**Your instructions**
Render the entries as a Markdown table with the columns Row and Text, numbering each row. Start at the line containing "Where is each" and end at the line containing "paragraph-4-line-3: شَبِيب بن", leaving out blank lines.

**Source data**
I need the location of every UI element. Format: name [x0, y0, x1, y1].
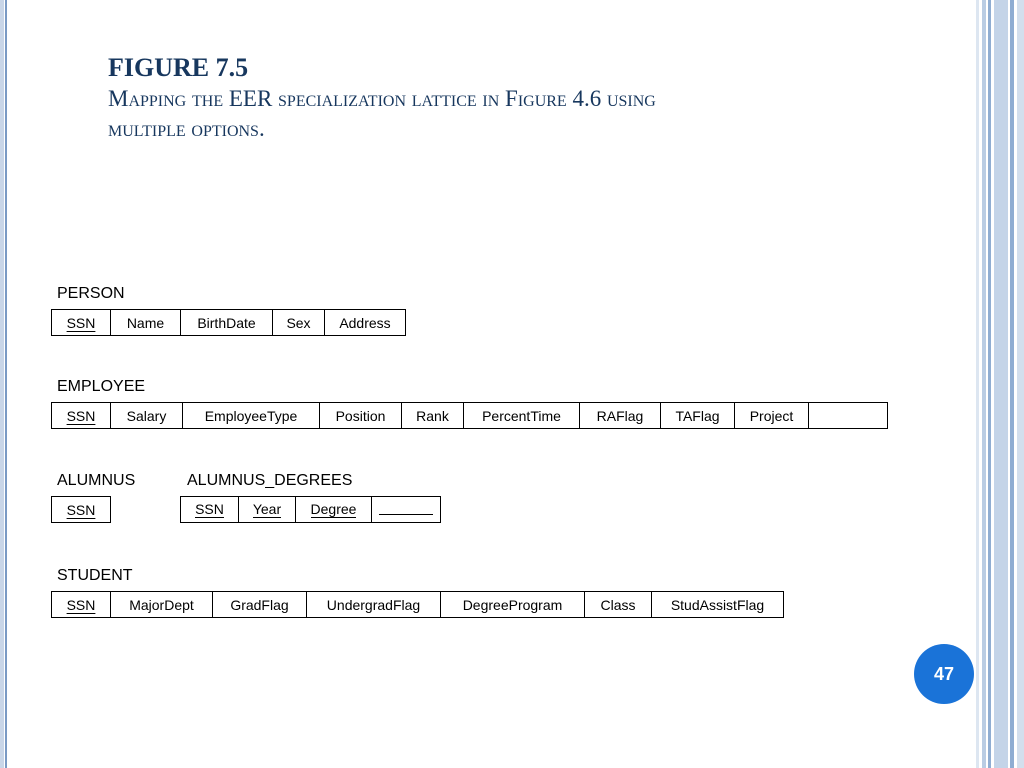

==

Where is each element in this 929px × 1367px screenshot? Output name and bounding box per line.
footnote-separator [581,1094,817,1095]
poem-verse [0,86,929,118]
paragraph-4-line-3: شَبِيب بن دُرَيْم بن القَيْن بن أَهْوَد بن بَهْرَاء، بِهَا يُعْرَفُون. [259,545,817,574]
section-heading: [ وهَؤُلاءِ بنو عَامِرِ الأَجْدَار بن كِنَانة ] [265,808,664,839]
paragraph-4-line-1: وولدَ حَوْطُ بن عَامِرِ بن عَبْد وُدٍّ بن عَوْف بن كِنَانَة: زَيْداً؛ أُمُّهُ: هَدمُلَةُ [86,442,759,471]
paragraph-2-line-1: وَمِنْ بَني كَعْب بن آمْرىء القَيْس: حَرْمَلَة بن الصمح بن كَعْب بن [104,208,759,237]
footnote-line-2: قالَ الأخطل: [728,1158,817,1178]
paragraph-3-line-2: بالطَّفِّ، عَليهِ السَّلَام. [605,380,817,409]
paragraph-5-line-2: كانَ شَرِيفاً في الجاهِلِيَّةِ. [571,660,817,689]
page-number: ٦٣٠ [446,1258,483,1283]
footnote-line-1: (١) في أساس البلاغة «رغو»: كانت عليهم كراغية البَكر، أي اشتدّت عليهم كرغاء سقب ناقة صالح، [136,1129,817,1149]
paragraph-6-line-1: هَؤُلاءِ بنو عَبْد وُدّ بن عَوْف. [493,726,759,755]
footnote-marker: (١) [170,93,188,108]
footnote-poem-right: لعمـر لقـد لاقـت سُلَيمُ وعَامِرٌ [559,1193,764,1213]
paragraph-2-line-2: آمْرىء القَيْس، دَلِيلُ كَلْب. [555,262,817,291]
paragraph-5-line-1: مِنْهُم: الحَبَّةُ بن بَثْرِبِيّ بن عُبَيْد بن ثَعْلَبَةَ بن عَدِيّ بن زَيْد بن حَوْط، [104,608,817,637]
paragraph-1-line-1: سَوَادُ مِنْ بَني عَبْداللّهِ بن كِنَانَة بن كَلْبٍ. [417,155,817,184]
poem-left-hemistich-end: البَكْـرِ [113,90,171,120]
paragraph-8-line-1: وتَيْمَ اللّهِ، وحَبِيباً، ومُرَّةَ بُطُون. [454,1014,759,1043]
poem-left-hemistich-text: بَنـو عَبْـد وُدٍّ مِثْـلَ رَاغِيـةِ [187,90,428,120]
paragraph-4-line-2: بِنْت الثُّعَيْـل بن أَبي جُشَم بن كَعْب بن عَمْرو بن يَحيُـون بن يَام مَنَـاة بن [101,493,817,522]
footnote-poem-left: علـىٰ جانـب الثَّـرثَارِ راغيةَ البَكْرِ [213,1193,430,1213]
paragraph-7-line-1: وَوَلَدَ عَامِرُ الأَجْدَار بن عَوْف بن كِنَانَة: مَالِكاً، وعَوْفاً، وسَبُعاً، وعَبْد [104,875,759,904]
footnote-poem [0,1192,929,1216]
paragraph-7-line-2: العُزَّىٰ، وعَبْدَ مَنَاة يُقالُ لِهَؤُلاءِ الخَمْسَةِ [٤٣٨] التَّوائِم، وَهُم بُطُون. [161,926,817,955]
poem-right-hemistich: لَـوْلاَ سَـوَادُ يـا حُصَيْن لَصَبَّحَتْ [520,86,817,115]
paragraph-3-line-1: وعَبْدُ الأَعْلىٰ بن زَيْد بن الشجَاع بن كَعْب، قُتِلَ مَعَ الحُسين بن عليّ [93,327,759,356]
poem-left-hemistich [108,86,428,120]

**Solved problem**
| Row | Text |
|---|---|
| 1 | Where is each element in this 929px × 1367px screenshot? Output name and bounding box per line. |
| 2 | footnote-separator [581,1094,817,1095] |
| 3 | poem-verse [0,86,929,118] |
| 4 | paragraph-4-line-3: شَبِيب بن دُرَيْم بن القَيْن بن أَهْوَد بن بَهْرَاء، بِهَا يُعْرَفُون. [259,545,817,574] |